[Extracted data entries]
▶
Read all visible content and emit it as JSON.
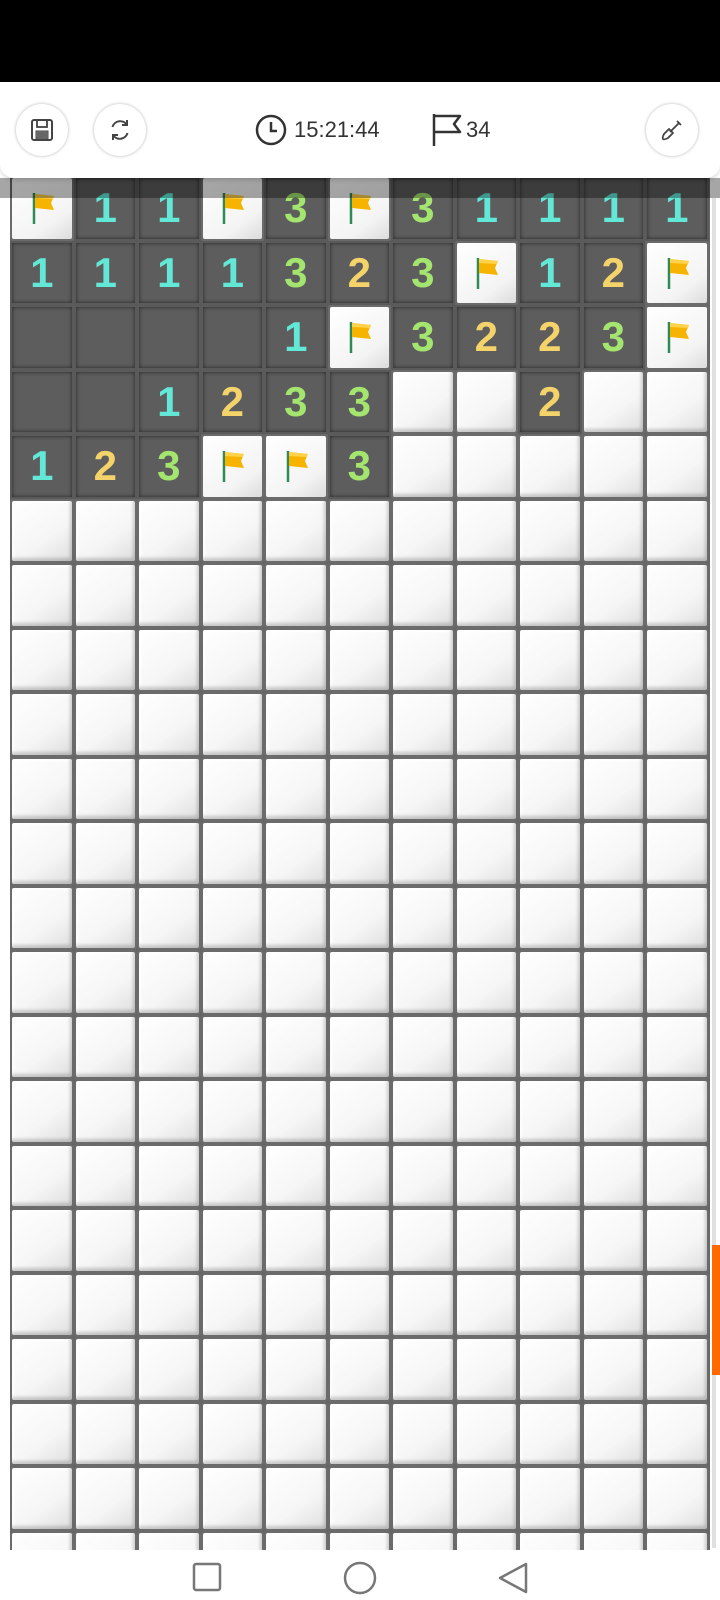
{
  "toolbar": {
    "timer": "15:21:44",
    "flag_count": "34"
  },
  "board": {
    "rows": [
      [
        "F",
        "1",
        "1",
        "F",
        "3",
        "F",
        "3",
        "1",
        "1",
        "1",
        "1"
      ],
      [
        "1",
        "1",
        "1",
        "1",
        "3",
        "2",
        "3",
        "F",
        "1",
        "2",
        "F"
      ],
      [
        "0",
        "0",
        "0",
        "0",
        "1",
        "F",
        "3",
        "2",
        "2",
        "3",
        "F"
      ],
      [
        "0",
        "0",
        "1",
        "2",
        "3",
        "3",
        "C",
        "C",
        "2",
        "C",
        "C"
      ],
      [
        "1",
        "2",
        "3",
        "F",
        "F",
        "3",
        "C",
        "C",
        "C",
        "C",
        "C"
      ],
      [
        "C",
        "C",
        "C",
        "C",
        "C",
        "C",
        "C",
        "C",
        "C",
        "C",
        "C"
      ],
      [
        "C",
        "C",
        "C",
        "C",
        "C",
        "C",
        "C",
        "C",
        "C",
        "C",
        "C"
      ],
      [
        "C",
        "C",
        "C",
        "C",
        "C",
        "C",
        "C",
        "C",
        "C",
        "C",
        "C"
      ],
      [
        "C",
        "C",
        "C",
        "C",
        "C",
        "C",
        "C",
        "C",
        "C",
        "C",
        "C"
      ],
      [
        "C",
        "C",
        "C",
        "C",
        "C",
        "C",
        "C",
        "C",
        "C",
        "C",
        "C"
      ],
      [
        "C",
        "C",
        "C",
        "C",
        "C",
        "C",
        "C",
        "C",
        "C",
        "C",
        "C"
      ],
      [
        "C",
        "C",
        "C",
        "C",
        "C",
        "C",
        "C",
        "C",
        "C",
        "C",
        "C"
      ],
      [
        "C",
        "C",
        "C",
        "C",
        "C",
        "C",
        "C",
        "C",
        "C",
        "C",
        "C"
      ],
      [
        "C",
        "C",
        "C",
        "C",
        "C",
        "C",
        "C",
        "C",
        "C",
        "C",
        "C"
      ],
      [
        "C",
        "C",
        "C",
        "C",
        "C",
        "C",
        "C",
        "C",
        "C",
        "C",
        "C"
      ],
      [
        "C",
        "C",
        "C",
        "C",
        "C",
        "C",
        "C",
        "C",
        "C",
        "C",
        "C"
      ],
      [
        "C",
        "C",
        "C",
        "C",
        "C",
        "C",
        "C",
        "C",
        "C",
        "C",
        "C"
      ],
      [
        "C",
        "C",
        "C",
        "C",
        "C",
        "C",
        "C",
        "C",
        "C",
        "C",
        "C"
      ],
      [
        "C",
        "C",
        "C",
        "C",
        "C",
        "C",
        "C",
        "C",
        "C",
        "C",
        "C"
      ],
      [
        "C",
        "C",
        "C",
        "C",
        "C",
        "C",
        "C",
        "C",
        "C",
        "C",
        "C"
      ],
      [
        "C",
        "C",
        "C",
        "C",
        "C",
        "C",
        "C",
        "C",
        "C",
        "C",
        "C"
      ],
      [
        "C",
        "C",
        "C",
        "C",
        "C",
        "C",
        "C",
        "C",
        "C",
        "C",
        "C"
      ]
    ],
    "colors": {
      "1": "#63e8d8",
      "2": "#f4d36a",
      "3": "#a3e56f",
      "flag": "#f6b400",
      "scroll_thumb": "#ff6a00"
    }
  },
  "icons": {
    "save": "floppy-disk-icon",
    "restart": "refresh-icon",
    "timer": "clock-icon",
    "flags": "flag-outline-icon",
    "tool": "shovel-icon",
    "nav_recent": "square-icon",
    "nav_home": "circle-icon",
    "nav_back": "triangle-back-icon"
  }
}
◀
Give the data again exactly as written, with all pictures left out.

Full answer.
Read all visible content and emit it as JSON.
{
  "toolbar": {
    "timer": "15:21:44",
    "flag_count": "34"
  },
  "board": {
    "rows": [
      [
        "F",
        "1",
        "1",
        "F",
        "3",
        "F",
        "3",
        "1",
        "1",
        "1",
        "1"
      ],
      [
        "1",
        "1",
        "1",
        "1",
        "3",
        "2",
        "3",
        "F",
        "1",
        "2",
        "F"
      ],
      [
        "0",
        "0",
        "0",
        "0",
        "1",
        "F",
        "3",
        "2",
        "2",
        "3",
        "F"
      ],
      [
        "0",
        "0",
        "1",
        "2",
        "3",
        "3",
        "C",
        "C",
        "2",
        "C",
        "C"
      ],
      [
        "1",
        "2",
        "3",
        "F",
        "F",
        "3",
        "C",
        "C",
        "C",
        "C",
        "C"
      ],
      [
        "C",
        "C",
        "C",
        "C",
        "C",
        "C",
        "C",
        "C",
        "C",
        "C",
        "C"
      ],
      [
        "C",
        "C",
        "C",
        "C",
        "C",
        "C",
        "C",
        "C",
        "C",
        "C",
        "C"
      ],
      [
        "C",
        "C",
        "C",
        "C",
        "C",
        "C",
        "C",
        "C",
        "C",
        "C",
        "C"
      ],
      [
        "C",
        "C",
        "C",
        "C",
        "C",
        "C",
        "C",
        "C",
        "C",
        "C",
        "C"
      ],
      [
        "C",
        "C",
        "C",
        "C",
        "C",
        "C",
        "C",
        "C",
        "C",
        "C",
        "C"
      ],
      [
        "C",
        "C",
        "C",
        "C",
        "C",
        "C",
        "C",
        "C",
        "C",
        "C",
        "C"
      ],
      [
        "C",
        "C",
        "C",
        "C",
        "C",
        "C",
        "C",
        "C",
        "C",
        "C",
        "C"
      ],
      [
        "C",
        "C",
        "C",
        "C",
        "C",
        "C",
        "C",
        "C",
        "C",
        "C",
        "C"
      ],
      [
        "C",
        "C",
        "C",
        "C",
        "C",
        "C",
        "C",
        "C",
        "C",
        "C",
        "C"
      ],
      [
        "C",
        "C",
        "C",
        "C",
        "C",
        "C",
        "C",
        "C",
        "C",
        "C",
        "C"
      ],
      [
        "C",
        "C",
        "C",
        "C",
        "C",
        "C",
        "C",
        "C",
        "C",
        "C",
        "C"
      ],
      [
        "C",
        "C",
        "C",
        "C",
        "C",
        "C",
        "C",
        "C",
        "C",
        "C",
        "C"
      ],
      [
        "C",
        "C",
        "C",
        "C",
        "C",
        "C",
        "C",
        "C",
        "C",
        "C",
        "C"
      ],
      [
        "C",
        "C",
        "C",
        "C",
        "C",
        "C",
        "C",
        "C",
        "C",
        "C",
        "C"
      ],
      [
        "C",
        "C",
        "C",
        "C",
        "C",
        "C",
        "C",
        "C",
        "C",
        "C",
        "C"
      ],
      [
        "C",
        "C",
        "C",
        "C",
        "C",
        "C",
        "C",
        "C",
        "C",
        "C",
        "C"
      ],
      [
        "C",
        "C",
        "C",
        "C",
        "C",
        "C",
        "C",
        "C",
        "C",
        "C",
        "C"
      ]
    ],
    "colors": {
      "1": "#63e8d8",
      "2": "#f4d36a",
      "3": "#a3e56f",
      "flag": "#f6b400",
      "scroll_thumb": "#ff6a00"
    }
  },
  "icons": {
    "save": "floppy-disk-icon",
    "restart": "refresh-icon",
    "timer": "clock-icon",
    "flags": "flag-outline-icon",
    "tool": "shovel-icon",
    "nav_recent": "square-icon",
    "nav_home": "circle-icon",
    "nav_back": "triangle-back-icon"
  }
}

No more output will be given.